= WRITTEN REQUEST =
Wherever the word "from" appears in a line, extract that line.
_ _ _ _ _ _ _
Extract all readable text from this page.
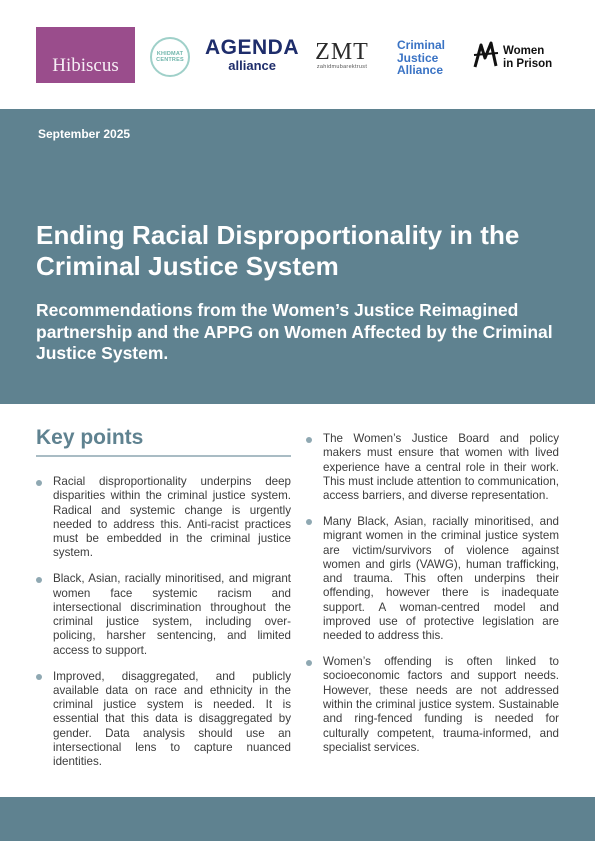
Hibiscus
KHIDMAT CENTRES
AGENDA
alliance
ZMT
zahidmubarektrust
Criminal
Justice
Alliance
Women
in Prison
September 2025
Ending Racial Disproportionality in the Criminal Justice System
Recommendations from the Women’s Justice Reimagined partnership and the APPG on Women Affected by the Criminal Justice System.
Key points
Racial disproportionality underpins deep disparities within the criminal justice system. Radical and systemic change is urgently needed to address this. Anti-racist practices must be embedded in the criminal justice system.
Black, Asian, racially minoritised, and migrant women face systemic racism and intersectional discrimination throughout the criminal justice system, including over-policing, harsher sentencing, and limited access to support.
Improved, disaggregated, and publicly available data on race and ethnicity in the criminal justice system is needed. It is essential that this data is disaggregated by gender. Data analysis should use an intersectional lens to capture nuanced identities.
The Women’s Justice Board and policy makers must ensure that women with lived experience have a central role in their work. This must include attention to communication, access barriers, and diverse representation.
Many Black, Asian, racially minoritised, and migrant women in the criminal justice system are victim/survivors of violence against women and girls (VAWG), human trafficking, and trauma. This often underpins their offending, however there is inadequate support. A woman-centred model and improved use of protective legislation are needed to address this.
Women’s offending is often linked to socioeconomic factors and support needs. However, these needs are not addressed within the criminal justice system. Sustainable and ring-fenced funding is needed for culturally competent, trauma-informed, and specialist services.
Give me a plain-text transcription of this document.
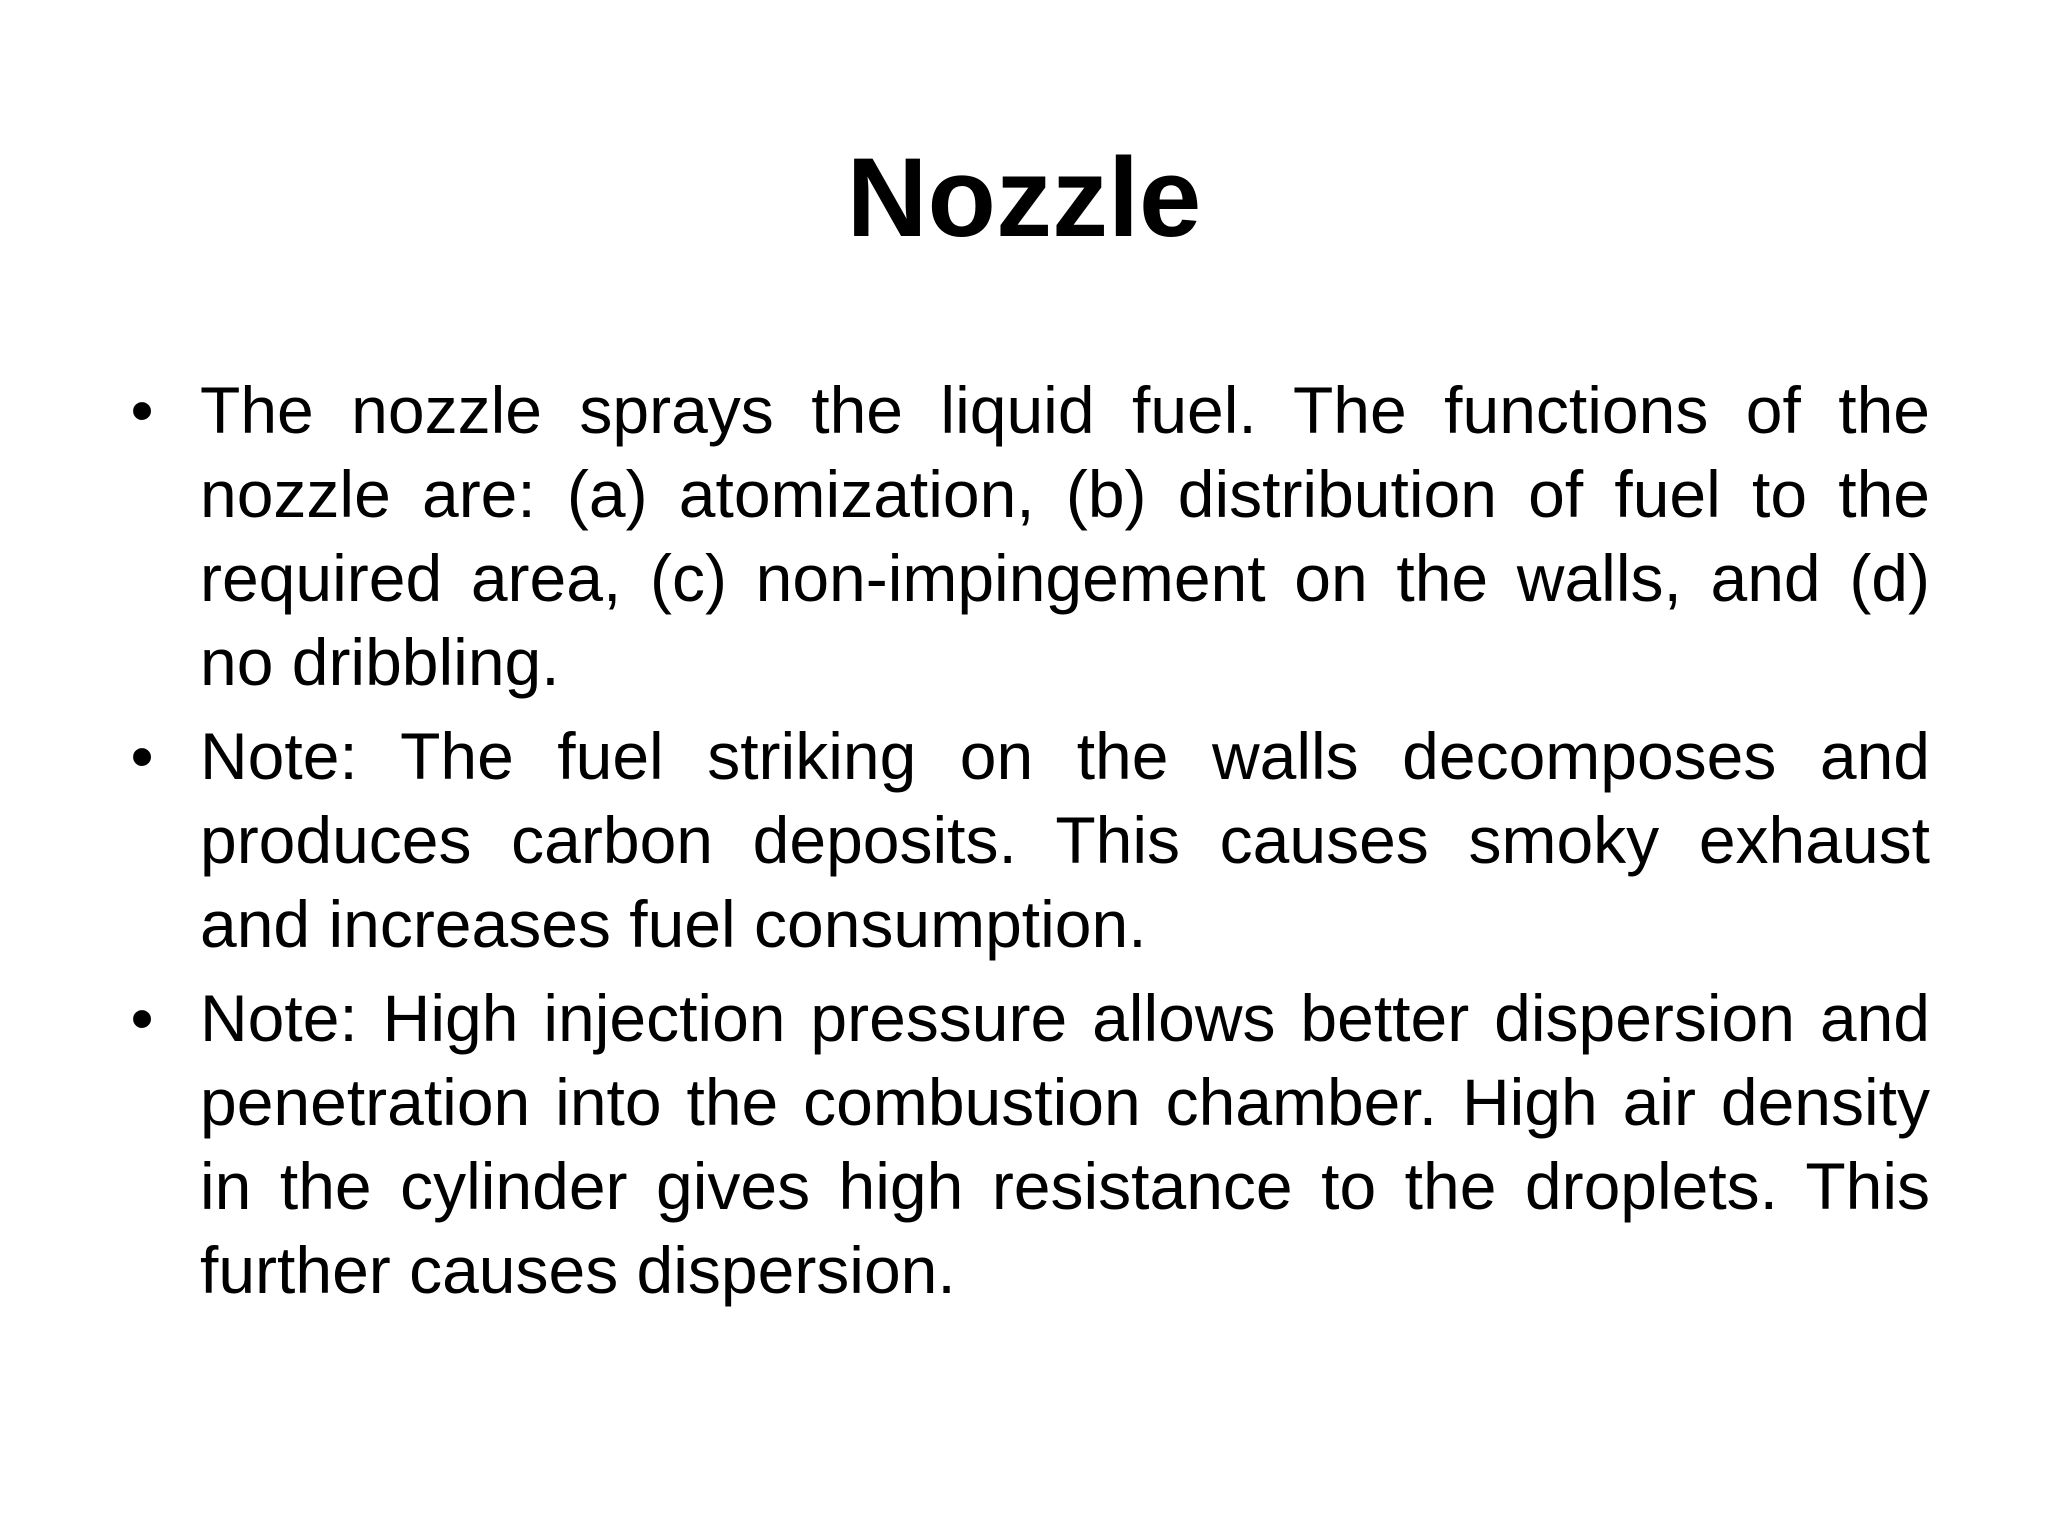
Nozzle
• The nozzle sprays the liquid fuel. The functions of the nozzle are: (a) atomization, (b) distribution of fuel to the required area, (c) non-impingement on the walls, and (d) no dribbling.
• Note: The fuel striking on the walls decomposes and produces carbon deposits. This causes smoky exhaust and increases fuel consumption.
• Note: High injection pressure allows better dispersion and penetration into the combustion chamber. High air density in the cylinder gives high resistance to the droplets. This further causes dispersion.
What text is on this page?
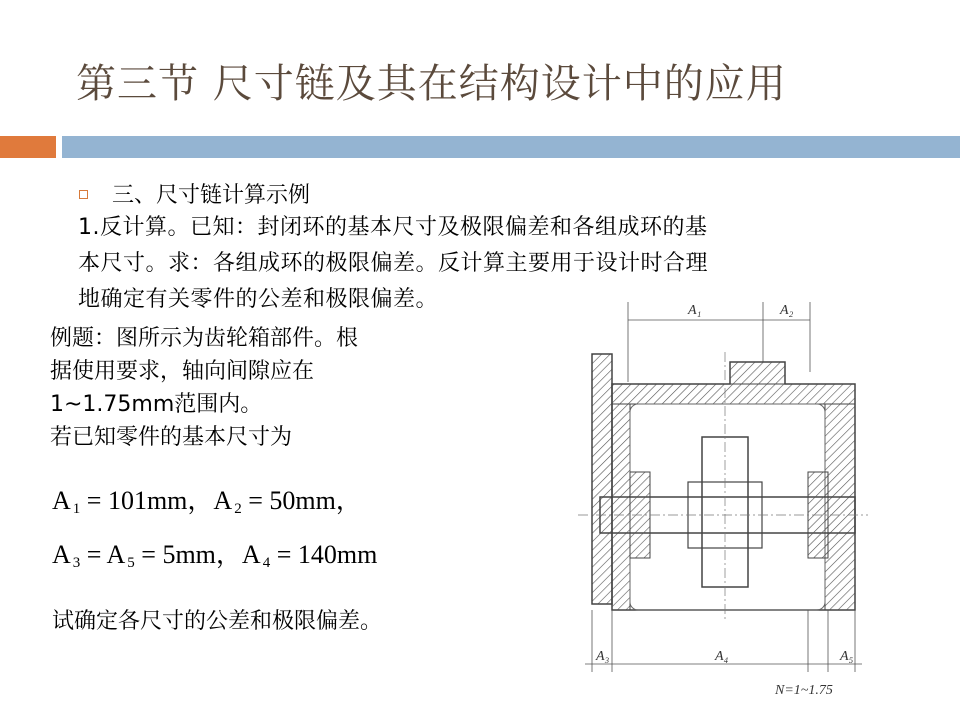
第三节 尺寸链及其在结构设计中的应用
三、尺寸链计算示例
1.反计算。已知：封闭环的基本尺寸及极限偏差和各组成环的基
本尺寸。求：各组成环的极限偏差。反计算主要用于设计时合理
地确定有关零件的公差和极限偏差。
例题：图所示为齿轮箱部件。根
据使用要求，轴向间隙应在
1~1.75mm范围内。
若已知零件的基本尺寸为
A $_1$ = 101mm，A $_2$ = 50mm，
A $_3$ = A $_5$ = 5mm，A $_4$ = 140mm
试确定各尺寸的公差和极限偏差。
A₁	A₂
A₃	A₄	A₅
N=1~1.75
_ _ _ _ _ _ _
= SOLUTION TO THIS TASK =
Extract all readable text from this page.
Recommendations from the Women’s Justice Reimagined partnership and the APPG on Women Affected by the Criminal Justice System.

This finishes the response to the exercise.